═════ GIVEN DATA

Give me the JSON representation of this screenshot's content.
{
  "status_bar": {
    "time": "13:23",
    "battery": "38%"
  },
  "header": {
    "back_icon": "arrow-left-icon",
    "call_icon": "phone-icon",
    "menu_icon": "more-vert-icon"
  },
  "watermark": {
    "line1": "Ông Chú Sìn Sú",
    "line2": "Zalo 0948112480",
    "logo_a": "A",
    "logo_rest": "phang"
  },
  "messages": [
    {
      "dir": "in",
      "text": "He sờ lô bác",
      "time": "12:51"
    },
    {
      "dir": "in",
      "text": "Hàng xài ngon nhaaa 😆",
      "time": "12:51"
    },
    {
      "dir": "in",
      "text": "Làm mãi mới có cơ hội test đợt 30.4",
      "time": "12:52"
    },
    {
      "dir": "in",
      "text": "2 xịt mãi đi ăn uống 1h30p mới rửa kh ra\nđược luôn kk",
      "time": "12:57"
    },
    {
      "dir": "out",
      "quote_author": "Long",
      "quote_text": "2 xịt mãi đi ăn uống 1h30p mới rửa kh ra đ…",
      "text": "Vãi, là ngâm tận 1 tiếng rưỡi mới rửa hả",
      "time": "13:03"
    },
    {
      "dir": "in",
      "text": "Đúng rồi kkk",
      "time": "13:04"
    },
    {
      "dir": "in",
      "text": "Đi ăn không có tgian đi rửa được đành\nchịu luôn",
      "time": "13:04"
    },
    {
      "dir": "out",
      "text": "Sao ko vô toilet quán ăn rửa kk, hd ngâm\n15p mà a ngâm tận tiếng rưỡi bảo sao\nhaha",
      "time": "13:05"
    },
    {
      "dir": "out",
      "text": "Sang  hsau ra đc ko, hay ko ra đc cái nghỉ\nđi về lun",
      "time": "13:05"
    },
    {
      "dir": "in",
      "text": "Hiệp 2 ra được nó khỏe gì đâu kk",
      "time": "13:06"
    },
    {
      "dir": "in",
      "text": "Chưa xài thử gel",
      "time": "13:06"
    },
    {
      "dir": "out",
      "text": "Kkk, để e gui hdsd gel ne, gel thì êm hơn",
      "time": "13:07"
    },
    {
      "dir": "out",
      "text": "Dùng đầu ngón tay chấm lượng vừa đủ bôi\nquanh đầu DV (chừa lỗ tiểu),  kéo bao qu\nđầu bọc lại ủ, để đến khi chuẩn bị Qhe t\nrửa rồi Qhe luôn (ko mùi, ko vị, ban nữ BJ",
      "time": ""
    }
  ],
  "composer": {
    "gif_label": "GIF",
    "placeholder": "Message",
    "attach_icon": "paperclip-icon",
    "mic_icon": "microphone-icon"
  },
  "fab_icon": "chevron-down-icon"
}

══════════

* WHAT YOU SHOULD DO: Restate every line of the data word for word.

* COMPLETED EXERCISE:
Give me the JSON representation of this screenshot's content.
{
  "status_bar": {
    "time": "13:23",
    "battery": "38%"
  },
  "header": {
    "back_icon": "arrow-left-icon",
    "call_icon": "phone-icon",
    "menu_icon": "more-vert-icon"
  },
  "watermark": {
    "line1": "Ông Chú Sìn Sú",
    "line2": "Zalo 0948112480",
    "logo_a": "A",
    "logo_rest": "phang"
  },
  "messages": [
    {
      "dir": "in",
      "text": "He sờ lô bác",
      "time": "12:51"
    },
    {
      "dir": "in",
      "text": "Hàng xài ngon nhaaa 😆",
      "time": "12:51"
    },
    {
      "dir": "in",
      "text": "Làm mãi mới có cơ hội test đợt 30.4",
      "time": "12:52"
    },
    {
      "dir": "in",
      "text": "2 xịt mãi đi ăn uống 1h30p mới rửa kh ra\nđược luôn kk",
      "time": "12:57"
    },
    {
      "dir": "out",
      "quote_author": "Long",
      "quote_text": "2 xịt mãi đi ăn uống 1h30p mới rửa kh ra đ…",
      "text": "Vãi, là ngâm tận 1 tiếng rưỡi mới rửa hả",
      "time": "13:03"
    },
    {
      "dir": "in",
      "text": "Đúng rồi kkk",
      "time": "13:04"
    },
    {
      "dir": "in",
      "text": "Đi ăn không có tgian đi rửa được đành\nchịu luôn",
      "time": "13:04"
    },
    {
      "dir": "out",
      "text": "Sao ko vô toilet quán ăn rửa kk, hd ngâm\n15p mà a ngâm tận tiếng rưỡi bảo sao\nhaha",
      "time": "13:05"
    },
    {
      "dir": "out",
      "text": "Sang  hsau ra đc ko, hay ko ra đc cái nghỉ\nđi về lun",
      "time": "13:05"
    },
    {
      "dir": "in",
      "text": "Hiệp 2 ra được nó khỏe gì đâu kk",
      "time": "13:06"
    },
    {
      "dir": "in",
      "text": "Chưa xài thử gel",
      "time": "13:06"
    },
    {
      "dir": "out",
      "text": "Kkk, để e gui hdsd gel ne, gel thì êm hơn",
      "time": "13:07"
    },
    {
      "dir": "out",
      "text": "Dùng đầu ngón tay chấm lượng vừa đủ bôi\nquanh đầu DV (chừa lỗ tiểu),  kéo bao qu\nđầu bọc lại ủ, để đến khi chuẩn bị Qhe t\nrửa rồi Qhe luôn (ko mùi, ko vị, ban nữ BJ",
      "time": ""
    }
  ],
  "composer": {
    "gif_label": "GIF",
    "placeholder": "Message",
    "attach_icon": "paperclip-icon",
    "mic_icon": "microphone-icon"
  },
  "fab_icon": "chevron-down-icon"
}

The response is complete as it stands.